## Excerpted passage
►

Suspicious Activity Reports Were At The Heart Of The FinCEN Files. This Report Says They Are Underused.

The report, which comes in the wake of a new investigation from BuzzFeed News about corruption in the global banking system, says the Treasury should help cops use the reports to fight money laundering.

The Treasury Department should do more to help law enforcement agencies make use of its vast database of financial intelligence, a nonpartisan office that reports to Congress found. That database includes millions of suspicious activity reports, documents that banks file to the Financial Crimes Enforcement Network, or FinCEN, to flag transactions that have the hallmarks of crime.

The report comes days after the FinCEN Files, a new investigation from BuzzFeed News and the more than 100 news organizations of the International Consortium of Investigative Journalists, exposed flaws in the way these suspicious activity reports, or SARs, are used. They are designed as a tool in the fight against money laundering and terror financing, but experts say they contain a loophole: Banks that flag suspicious transactions are free to process — and profit from — them, all but immunized from prosecution. Sources for the investigation, which is based in part on a huge trove of SARs, said that the majority of SARs are never even read, let alone acted on.

◄

## To do
Carry on the article about suspicious activity reports and the FinCEN Files from where it stops.

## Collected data
►

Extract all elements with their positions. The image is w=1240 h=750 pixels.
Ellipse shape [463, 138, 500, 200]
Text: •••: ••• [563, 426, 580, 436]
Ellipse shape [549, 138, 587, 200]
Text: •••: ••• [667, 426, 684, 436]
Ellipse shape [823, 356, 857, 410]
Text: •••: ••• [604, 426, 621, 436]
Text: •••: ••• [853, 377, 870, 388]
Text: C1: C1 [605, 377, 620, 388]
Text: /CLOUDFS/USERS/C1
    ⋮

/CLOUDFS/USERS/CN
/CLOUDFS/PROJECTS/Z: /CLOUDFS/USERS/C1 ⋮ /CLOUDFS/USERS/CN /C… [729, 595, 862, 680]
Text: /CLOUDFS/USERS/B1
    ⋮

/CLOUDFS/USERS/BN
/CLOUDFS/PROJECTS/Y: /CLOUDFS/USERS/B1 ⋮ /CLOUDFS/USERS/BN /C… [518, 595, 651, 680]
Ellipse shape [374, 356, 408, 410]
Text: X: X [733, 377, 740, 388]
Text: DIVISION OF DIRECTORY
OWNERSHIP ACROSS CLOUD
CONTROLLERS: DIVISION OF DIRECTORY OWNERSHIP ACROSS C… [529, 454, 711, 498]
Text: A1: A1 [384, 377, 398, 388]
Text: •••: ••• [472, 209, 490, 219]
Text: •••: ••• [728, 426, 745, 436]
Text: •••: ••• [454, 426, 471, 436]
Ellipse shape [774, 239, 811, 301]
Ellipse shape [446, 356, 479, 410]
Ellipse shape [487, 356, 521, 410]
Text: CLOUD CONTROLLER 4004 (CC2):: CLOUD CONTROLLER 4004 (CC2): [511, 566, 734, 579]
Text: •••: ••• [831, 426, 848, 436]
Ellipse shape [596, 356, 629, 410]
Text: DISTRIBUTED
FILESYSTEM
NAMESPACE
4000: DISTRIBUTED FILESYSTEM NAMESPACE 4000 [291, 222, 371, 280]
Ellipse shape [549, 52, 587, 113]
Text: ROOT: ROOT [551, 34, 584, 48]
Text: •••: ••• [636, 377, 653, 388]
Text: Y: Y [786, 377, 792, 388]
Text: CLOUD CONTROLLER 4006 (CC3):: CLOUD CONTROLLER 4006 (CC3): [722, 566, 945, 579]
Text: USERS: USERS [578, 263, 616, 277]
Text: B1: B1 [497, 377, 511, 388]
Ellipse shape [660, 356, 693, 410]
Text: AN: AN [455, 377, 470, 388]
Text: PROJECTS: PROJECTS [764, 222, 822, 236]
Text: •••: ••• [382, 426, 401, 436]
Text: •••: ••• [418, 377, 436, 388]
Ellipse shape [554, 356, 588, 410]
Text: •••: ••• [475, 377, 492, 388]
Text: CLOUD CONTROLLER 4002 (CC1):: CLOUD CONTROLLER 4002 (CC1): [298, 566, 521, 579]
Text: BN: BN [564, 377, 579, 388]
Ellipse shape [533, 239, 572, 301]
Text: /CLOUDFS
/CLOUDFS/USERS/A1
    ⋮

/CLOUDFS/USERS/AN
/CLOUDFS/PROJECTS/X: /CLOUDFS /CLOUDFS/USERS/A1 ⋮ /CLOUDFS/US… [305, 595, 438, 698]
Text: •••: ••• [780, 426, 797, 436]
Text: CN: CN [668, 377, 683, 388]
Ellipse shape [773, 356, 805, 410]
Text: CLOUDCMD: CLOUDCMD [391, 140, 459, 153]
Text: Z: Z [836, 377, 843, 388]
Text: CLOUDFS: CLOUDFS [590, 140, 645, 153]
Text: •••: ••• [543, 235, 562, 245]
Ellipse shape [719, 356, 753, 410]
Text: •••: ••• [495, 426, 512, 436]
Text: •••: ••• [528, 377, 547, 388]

◄

## Result of this task
The Government Accountability Office found that although almost 90% of large police departments and nearly a quarter of smaller ones in the United States have personnel dedicated to investigating financial crimes, very few ever use FinCEN’s information. Only 4% to 8% of state and local police departments even asked to search the database in 2018, the report found.

The GAO report also noted that FinCEN officials agreed with its recommendation to develop written policies and procedures to ensure greater use of its information, but disagreed with the agency's assessment that it hadn’t done enough to promote access.